++++ Entries
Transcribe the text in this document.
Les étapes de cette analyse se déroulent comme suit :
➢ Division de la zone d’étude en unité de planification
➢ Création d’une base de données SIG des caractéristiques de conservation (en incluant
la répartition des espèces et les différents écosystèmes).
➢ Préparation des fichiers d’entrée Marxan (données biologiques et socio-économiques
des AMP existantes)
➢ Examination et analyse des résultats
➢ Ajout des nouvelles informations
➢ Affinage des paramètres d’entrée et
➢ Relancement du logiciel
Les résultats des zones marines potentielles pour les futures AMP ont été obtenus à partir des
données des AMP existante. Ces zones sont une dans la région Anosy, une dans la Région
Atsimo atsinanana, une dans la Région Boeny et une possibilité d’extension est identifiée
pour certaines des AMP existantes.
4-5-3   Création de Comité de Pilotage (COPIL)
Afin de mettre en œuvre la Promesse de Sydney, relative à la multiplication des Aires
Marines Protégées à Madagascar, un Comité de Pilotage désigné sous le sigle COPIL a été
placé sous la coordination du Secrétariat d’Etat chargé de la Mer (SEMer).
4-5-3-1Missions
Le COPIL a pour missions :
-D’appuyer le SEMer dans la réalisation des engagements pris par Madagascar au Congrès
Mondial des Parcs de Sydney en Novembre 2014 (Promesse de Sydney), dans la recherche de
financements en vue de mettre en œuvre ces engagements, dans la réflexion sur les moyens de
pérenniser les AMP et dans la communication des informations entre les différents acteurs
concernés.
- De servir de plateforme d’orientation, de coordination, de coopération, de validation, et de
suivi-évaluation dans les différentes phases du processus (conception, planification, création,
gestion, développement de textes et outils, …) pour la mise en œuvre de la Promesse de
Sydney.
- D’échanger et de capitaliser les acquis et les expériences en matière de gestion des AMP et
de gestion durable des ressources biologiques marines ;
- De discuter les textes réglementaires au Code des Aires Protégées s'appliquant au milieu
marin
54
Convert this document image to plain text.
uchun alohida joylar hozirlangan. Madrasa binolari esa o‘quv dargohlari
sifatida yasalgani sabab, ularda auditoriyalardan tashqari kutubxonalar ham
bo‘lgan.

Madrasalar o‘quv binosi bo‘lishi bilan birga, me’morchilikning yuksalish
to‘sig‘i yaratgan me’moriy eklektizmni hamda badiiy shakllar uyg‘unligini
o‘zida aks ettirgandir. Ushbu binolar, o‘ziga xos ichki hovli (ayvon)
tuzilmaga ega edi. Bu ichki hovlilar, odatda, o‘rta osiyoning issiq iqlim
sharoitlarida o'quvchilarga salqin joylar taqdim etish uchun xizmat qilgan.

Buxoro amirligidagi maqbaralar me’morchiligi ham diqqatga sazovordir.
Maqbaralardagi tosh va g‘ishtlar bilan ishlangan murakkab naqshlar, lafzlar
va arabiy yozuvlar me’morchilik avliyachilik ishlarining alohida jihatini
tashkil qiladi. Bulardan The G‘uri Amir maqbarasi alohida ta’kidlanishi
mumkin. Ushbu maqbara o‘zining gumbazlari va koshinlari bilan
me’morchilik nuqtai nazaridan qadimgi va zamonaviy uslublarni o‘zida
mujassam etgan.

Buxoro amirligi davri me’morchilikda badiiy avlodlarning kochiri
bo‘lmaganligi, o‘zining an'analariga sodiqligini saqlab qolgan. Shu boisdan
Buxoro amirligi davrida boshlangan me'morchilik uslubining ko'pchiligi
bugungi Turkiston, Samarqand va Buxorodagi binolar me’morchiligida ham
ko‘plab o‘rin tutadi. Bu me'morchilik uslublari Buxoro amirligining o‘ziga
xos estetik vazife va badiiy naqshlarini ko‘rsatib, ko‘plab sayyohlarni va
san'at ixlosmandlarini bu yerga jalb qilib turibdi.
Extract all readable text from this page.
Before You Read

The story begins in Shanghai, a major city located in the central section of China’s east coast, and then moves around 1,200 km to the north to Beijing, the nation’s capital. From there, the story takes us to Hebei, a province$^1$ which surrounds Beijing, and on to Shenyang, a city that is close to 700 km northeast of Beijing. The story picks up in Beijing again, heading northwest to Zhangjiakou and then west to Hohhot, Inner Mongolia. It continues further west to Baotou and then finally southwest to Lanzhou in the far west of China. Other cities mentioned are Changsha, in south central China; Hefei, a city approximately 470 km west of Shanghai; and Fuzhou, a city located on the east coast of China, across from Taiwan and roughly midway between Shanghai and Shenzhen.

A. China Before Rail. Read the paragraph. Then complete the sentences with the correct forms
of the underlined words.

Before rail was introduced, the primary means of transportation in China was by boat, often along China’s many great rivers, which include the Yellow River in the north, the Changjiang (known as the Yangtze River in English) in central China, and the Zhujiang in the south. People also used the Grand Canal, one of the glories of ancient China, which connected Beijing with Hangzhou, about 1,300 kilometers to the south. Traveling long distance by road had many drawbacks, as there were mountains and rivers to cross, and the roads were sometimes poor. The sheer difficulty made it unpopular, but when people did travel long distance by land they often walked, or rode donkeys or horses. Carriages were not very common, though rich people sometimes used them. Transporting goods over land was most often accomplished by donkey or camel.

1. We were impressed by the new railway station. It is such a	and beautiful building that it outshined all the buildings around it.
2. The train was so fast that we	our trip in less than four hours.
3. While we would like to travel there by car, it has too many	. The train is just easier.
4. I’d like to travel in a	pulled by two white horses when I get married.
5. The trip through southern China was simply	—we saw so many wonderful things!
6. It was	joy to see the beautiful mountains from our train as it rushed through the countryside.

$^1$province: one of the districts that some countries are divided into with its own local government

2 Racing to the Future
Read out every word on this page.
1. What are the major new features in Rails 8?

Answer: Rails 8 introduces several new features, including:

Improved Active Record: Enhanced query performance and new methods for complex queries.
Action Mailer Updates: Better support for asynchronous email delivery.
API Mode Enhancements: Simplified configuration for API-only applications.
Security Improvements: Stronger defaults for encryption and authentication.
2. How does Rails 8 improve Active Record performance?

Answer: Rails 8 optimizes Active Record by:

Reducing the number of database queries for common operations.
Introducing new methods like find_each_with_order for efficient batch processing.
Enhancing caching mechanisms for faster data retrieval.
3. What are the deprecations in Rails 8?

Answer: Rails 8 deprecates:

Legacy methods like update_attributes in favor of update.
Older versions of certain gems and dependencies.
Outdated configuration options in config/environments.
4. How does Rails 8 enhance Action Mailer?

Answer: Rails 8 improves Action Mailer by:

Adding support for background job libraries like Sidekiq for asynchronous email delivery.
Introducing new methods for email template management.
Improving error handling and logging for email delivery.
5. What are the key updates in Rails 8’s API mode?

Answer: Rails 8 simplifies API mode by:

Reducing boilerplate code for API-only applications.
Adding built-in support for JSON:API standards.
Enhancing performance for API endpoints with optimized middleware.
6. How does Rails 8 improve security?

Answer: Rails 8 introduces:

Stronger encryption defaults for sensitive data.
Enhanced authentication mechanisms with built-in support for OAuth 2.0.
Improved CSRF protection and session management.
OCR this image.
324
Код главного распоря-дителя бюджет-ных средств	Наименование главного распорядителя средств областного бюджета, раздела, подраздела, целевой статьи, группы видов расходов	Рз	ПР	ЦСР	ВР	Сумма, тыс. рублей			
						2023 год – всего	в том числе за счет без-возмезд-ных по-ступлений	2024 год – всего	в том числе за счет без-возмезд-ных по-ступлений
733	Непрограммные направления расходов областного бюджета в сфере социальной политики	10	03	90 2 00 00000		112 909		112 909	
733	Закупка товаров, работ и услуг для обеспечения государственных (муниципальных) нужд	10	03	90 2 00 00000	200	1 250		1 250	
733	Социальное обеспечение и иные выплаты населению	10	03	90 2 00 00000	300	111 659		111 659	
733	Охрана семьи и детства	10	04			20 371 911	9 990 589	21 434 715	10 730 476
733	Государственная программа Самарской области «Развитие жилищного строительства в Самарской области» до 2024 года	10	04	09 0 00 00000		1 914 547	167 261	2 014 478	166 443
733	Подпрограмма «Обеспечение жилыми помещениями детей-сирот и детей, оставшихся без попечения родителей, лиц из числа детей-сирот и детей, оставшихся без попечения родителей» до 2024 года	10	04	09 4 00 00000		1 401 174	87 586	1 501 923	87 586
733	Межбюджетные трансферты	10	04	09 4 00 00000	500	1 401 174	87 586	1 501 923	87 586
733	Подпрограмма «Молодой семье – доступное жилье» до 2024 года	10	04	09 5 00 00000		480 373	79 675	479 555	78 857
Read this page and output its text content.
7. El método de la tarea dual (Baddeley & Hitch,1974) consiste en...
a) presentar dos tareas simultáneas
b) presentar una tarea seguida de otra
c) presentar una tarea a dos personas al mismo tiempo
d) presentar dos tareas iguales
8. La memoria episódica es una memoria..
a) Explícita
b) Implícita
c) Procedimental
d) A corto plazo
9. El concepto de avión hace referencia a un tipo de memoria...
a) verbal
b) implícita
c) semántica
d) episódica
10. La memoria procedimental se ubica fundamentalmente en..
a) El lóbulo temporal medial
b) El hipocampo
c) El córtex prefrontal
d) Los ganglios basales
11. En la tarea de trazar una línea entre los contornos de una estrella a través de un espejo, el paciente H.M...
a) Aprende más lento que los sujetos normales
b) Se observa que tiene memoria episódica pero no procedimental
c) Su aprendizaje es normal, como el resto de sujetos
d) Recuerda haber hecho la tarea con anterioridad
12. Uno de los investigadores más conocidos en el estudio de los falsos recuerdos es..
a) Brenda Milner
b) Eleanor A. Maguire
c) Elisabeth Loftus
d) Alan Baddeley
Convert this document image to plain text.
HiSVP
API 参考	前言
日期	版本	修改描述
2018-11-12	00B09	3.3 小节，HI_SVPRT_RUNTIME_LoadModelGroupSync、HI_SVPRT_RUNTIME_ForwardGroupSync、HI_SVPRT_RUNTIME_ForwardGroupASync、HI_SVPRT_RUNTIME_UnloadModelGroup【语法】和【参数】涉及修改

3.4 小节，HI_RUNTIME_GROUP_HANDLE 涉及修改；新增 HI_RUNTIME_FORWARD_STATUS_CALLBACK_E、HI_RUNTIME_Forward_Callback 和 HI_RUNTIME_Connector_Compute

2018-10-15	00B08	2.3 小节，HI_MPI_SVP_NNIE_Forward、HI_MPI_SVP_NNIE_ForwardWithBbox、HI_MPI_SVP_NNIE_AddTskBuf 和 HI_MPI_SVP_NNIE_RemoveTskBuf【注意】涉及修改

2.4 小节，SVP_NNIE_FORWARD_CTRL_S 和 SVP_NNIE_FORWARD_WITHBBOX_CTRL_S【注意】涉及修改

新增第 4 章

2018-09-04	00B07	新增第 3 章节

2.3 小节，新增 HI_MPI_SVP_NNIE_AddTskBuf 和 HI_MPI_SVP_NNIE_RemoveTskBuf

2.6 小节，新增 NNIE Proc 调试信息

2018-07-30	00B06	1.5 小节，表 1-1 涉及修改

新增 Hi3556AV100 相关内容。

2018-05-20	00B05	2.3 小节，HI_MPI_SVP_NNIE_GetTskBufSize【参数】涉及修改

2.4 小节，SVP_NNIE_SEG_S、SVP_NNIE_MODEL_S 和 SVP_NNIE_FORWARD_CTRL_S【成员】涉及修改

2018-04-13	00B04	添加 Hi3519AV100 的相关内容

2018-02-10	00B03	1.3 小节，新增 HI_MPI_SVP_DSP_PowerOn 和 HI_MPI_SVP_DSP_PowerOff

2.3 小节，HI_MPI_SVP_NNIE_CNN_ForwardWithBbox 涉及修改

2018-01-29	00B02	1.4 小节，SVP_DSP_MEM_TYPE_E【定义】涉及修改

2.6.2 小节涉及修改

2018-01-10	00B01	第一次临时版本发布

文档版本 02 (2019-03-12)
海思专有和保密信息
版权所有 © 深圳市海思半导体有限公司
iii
++++++++
Working from the entries above, return all lines that contain "Baddeley".

7. El método de la tarea dual (Baddeley & Hitch,1974) consiste en...
d) Alan Baddeley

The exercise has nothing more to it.